Transcribe each record below word for word.
......
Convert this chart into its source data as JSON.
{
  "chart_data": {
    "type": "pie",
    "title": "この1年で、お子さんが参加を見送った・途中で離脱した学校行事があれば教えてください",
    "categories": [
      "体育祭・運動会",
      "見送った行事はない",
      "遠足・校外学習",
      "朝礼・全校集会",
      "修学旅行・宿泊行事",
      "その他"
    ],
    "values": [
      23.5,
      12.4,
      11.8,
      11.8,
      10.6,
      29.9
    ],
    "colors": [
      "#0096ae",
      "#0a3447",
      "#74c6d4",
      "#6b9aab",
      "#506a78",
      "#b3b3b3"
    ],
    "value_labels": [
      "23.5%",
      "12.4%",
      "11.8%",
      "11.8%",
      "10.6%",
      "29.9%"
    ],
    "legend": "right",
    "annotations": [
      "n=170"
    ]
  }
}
......
▸ Response below
Convert this chart into its source data as JSON.
{
  "chart_data": {
    "type": "pie",
    "title": "この1年で、お子さんが参加を見送った・途中で離脱した学校行事があれば教えてください",
    "categories": [
      "体育祭・運動会",
      "見送った行事はない",
      "遠足・校外学習",
      "朝礼・全校集会",
      "修学旅行・宿泊行事",
      "その他"
    ],
    "values": [
      23.5,
      12.4,
      11.8,
      11.8,
      10.6,
      29.9
    ],
    "colors": [
      "#0096ae",
      "#0a3447",
      "#74c6d4",
      "#6b9aab",
      "#506a78",
      "#b3b3b3"
    ],
    "value_labels": [
      "23.5%",
      "12.4%",
      "11.8%",
      "11.8%",
      "10.6%",
      "29.9%"
    ],
    "legend": "right",
    "annotations": [
      "n=170"
    ]
  }
}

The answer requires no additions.